> _Required work_
Pull each line holding the word "Daily" from the data.

-- START --

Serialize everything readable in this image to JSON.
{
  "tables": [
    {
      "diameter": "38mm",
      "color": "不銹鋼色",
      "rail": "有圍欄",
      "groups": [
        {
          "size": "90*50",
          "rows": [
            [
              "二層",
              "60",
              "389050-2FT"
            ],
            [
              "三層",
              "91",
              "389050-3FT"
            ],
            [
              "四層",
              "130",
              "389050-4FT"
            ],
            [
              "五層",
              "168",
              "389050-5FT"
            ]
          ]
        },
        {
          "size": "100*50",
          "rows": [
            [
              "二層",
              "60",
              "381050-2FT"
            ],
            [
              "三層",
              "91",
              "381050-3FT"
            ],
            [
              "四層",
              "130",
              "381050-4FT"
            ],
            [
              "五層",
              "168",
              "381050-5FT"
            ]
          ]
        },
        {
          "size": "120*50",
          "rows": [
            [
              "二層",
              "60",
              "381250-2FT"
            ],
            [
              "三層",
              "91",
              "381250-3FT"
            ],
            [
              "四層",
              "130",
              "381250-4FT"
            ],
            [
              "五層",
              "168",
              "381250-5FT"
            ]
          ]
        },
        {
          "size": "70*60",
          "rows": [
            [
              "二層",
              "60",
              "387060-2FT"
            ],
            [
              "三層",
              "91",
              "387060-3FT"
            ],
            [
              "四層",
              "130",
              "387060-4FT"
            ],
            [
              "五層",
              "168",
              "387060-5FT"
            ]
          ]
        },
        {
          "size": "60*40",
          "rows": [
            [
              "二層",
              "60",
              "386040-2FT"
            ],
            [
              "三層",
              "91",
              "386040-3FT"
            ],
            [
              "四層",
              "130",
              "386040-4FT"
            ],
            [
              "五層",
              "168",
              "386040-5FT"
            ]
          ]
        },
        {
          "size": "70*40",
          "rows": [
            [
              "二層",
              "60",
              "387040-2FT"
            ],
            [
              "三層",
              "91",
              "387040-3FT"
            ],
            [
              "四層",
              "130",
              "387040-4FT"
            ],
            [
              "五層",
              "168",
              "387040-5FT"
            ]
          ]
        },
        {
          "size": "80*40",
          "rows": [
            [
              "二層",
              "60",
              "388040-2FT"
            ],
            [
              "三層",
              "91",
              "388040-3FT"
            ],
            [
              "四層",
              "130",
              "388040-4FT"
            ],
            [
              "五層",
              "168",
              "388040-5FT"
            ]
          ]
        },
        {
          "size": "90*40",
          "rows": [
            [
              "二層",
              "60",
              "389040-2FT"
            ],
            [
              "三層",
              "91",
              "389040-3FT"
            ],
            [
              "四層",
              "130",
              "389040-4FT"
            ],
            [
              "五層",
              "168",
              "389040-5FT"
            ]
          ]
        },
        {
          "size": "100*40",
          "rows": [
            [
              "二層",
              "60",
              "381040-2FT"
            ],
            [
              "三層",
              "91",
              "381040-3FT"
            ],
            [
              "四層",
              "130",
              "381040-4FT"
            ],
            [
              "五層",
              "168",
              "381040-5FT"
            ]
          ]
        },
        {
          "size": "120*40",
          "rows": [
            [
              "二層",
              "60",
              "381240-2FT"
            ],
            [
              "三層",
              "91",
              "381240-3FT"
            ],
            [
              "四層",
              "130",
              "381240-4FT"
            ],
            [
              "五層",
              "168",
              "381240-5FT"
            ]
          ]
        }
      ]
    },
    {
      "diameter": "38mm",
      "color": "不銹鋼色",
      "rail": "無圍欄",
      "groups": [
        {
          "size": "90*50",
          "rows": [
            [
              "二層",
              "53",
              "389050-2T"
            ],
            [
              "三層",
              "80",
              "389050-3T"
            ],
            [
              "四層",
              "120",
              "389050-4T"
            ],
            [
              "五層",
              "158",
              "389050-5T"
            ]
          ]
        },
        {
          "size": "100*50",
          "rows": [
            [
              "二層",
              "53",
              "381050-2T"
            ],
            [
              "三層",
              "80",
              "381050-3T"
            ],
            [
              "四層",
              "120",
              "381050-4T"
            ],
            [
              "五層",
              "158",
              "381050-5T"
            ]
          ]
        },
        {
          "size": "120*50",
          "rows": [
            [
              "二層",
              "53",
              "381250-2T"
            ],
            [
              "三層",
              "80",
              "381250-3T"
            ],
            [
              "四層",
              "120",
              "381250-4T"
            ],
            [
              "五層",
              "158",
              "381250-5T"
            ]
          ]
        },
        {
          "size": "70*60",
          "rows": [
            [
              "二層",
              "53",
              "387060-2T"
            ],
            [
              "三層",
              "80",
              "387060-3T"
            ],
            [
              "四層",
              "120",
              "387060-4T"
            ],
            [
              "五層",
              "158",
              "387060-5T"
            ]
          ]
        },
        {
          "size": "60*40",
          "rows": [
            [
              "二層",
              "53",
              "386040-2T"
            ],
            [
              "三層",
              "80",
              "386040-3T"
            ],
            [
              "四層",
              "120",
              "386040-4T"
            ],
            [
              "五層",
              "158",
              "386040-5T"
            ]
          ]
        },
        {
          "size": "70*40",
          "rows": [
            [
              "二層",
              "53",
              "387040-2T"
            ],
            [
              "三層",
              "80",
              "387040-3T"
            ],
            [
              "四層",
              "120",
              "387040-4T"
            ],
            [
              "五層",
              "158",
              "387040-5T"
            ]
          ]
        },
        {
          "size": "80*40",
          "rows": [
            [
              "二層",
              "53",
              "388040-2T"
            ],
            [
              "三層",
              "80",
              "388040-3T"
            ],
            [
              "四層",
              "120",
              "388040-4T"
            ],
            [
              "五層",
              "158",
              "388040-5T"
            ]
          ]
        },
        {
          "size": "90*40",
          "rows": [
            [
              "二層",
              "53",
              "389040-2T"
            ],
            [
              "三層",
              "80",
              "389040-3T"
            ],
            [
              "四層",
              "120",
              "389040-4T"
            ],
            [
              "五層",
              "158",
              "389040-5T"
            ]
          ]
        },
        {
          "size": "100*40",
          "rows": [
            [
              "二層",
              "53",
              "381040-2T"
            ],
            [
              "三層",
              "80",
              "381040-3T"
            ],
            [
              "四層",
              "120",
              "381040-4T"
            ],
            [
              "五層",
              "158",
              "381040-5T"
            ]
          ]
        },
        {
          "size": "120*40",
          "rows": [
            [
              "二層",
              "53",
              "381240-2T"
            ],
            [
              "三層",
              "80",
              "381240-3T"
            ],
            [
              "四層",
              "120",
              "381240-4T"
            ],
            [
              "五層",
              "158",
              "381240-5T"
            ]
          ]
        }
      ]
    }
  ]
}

-- END --
-- START --

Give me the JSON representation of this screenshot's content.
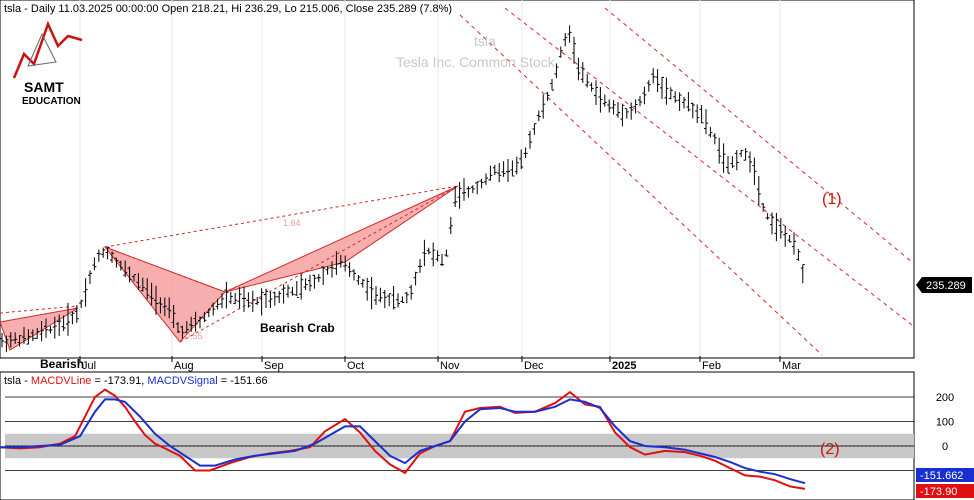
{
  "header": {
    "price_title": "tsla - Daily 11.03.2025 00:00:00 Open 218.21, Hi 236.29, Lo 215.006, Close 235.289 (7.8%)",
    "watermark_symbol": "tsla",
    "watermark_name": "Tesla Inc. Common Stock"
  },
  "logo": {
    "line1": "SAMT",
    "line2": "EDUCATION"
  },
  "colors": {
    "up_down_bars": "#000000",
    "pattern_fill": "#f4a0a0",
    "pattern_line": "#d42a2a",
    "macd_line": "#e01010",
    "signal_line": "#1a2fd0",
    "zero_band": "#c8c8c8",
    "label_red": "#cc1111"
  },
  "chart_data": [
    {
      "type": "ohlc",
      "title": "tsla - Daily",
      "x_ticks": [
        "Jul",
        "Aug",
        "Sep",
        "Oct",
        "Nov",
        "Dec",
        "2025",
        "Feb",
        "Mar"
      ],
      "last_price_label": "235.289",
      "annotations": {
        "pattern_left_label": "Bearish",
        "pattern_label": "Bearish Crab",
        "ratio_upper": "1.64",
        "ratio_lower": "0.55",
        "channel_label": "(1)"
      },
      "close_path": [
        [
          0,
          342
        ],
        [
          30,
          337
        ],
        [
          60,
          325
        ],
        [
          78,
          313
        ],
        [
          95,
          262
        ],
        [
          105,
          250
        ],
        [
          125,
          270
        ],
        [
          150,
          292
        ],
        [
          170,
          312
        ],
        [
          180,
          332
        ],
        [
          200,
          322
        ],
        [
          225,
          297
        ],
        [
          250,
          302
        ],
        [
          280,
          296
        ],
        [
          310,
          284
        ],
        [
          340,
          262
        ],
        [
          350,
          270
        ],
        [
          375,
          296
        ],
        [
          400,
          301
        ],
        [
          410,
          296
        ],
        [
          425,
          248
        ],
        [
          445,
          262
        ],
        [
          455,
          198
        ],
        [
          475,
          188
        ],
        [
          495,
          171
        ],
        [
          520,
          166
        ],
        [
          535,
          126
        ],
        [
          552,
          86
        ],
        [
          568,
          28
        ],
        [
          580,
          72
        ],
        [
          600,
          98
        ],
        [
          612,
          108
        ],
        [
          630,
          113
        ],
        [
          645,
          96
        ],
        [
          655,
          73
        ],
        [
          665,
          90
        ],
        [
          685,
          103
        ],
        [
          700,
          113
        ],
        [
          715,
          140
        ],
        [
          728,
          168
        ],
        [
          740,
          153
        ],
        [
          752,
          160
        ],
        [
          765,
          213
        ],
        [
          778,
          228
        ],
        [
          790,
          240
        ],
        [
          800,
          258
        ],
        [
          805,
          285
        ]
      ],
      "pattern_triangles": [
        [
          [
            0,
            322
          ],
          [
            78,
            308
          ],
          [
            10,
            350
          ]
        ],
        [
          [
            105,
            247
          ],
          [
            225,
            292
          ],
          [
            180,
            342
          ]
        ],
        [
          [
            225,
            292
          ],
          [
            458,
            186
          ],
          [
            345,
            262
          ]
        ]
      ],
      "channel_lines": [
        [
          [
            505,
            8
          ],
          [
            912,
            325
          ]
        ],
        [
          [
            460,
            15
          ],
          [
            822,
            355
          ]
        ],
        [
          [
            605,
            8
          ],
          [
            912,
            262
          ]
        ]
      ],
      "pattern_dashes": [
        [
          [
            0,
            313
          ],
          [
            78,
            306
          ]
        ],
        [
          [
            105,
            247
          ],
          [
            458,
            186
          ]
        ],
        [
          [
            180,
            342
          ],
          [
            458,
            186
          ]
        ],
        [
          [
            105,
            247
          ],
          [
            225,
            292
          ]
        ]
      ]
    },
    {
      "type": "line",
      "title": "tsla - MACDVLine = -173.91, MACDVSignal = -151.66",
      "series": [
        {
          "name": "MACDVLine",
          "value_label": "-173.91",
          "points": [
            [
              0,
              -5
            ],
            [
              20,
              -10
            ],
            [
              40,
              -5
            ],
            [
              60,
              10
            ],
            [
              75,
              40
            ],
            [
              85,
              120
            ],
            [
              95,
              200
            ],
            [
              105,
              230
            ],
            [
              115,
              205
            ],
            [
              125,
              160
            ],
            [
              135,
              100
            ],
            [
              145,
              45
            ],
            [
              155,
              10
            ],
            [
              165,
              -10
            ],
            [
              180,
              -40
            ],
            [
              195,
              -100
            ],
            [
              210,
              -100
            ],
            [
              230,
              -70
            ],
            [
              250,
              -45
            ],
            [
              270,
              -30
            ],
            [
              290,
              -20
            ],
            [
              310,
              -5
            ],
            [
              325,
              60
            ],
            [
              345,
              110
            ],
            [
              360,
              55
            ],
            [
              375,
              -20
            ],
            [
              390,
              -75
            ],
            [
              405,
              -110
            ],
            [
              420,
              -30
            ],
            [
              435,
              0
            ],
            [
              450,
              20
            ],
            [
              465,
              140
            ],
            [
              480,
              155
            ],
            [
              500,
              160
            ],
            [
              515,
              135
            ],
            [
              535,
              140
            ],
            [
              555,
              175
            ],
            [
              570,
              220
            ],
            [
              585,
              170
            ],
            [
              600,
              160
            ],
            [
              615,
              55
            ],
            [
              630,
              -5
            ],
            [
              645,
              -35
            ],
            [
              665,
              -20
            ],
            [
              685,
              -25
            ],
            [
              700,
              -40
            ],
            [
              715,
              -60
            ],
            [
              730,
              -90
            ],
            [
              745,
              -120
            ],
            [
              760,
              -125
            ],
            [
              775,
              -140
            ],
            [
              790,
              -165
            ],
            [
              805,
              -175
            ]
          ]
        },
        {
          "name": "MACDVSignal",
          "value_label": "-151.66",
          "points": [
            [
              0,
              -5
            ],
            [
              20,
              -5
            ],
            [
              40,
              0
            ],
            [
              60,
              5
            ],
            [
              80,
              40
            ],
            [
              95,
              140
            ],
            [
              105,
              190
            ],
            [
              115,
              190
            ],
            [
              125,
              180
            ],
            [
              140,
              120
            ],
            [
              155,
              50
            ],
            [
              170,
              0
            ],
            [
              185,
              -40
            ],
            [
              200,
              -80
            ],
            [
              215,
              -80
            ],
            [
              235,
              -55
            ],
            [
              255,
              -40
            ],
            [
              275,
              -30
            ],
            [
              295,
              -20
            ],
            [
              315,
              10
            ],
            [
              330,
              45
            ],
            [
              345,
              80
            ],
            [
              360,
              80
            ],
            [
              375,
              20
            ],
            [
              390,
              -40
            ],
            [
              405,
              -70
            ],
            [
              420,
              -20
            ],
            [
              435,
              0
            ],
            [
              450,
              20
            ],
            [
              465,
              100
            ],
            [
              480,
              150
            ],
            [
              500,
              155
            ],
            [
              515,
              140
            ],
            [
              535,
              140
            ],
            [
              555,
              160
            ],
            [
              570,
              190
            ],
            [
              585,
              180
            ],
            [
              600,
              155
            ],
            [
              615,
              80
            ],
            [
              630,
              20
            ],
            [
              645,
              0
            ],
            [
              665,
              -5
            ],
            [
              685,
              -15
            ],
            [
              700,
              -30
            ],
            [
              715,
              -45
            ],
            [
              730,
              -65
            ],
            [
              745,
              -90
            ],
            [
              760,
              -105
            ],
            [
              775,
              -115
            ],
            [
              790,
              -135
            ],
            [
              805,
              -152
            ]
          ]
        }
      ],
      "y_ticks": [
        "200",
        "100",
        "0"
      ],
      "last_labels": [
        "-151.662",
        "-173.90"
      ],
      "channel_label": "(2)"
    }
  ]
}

-- END --
-- START --

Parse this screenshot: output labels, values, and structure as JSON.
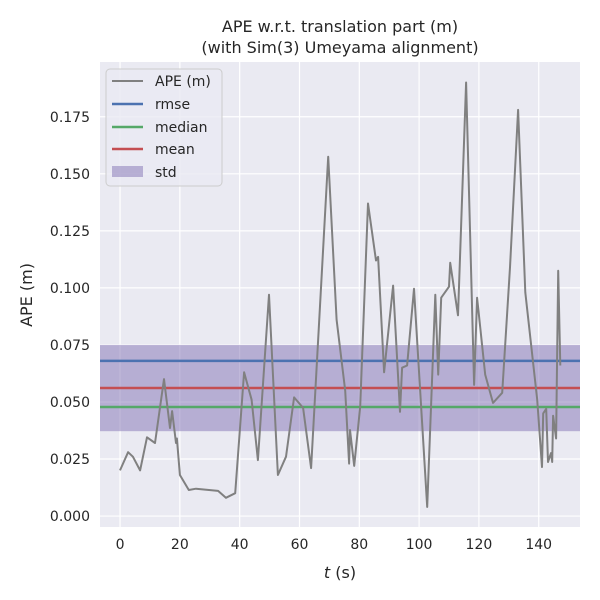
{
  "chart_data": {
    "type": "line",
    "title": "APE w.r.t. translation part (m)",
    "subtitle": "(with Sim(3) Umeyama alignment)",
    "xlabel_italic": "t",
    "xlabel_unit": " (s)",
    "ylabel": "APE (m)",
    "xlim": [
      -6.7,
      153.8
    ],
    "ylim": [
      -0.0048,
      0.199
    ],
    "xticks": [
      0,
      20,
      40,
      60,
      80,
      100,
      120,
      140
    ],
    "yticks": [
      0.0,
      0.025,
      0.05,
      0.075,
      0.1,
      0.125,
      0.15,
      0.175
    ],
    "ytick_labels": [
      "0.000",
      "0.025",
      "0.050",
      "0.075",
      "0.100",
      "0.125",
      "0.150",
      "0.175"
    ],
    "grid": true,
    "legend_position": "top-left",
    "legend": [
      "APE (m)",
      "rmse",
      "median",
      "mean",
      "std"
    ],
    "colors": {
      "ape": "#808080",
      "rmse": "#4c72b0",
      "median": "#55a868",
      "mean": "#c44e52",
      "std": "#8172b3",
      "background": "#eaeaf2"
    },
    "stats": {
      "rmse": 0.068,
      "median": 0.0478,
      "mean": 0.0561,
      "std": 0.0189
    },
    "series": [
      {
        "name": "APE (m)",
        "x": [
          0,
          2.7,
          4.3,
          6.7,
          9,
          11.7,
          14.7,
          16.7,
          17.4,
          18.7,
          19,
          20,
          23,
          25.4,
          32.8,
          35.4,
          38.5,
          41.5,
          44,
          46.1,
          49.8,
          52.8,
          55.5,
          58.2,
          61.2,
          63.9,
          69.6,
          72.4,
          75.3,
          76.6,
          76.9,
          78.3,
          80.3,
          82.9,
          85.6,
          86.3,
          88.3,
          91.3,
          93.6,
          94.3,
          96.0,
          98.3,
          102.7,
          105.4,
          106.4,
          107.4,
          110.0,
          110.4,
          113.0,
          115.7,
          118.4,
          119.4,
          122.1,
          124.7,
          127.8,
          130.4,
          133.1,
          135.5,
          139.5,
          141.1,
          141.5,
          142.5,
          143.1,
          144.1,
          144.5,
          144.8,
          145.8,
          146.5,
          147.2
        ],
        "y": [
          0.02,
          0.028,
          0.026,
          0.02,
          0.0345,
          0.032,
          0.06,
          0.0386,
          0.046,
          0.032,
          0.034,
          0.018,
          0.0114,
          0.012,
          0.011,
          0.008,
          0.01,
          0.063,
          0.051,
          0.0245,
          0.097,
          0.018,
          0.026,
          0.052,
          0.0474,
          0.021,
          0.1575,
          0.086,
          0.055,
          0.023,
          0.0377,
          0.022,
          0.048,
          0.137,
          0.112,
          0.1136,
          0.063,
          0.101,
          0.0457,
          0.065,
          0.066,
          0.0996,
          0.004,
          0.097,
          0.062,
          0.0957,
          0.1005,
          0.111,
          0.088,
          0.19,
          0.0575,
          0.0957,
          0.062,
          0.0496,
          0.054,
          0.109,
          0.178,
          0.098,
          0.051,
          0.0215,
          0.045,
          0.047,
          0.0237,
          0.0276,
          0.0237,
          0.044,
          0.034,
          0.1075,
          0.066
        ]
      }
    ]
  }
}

-- END --

> _Problem solution_
    "price_title": "tsla - Daily 11.03.2025 00:00:00 Open 218.21, Hi 236.29, Lo 215.006, Close 235.289 (7.8%)",
      "title": "tsla - Daily",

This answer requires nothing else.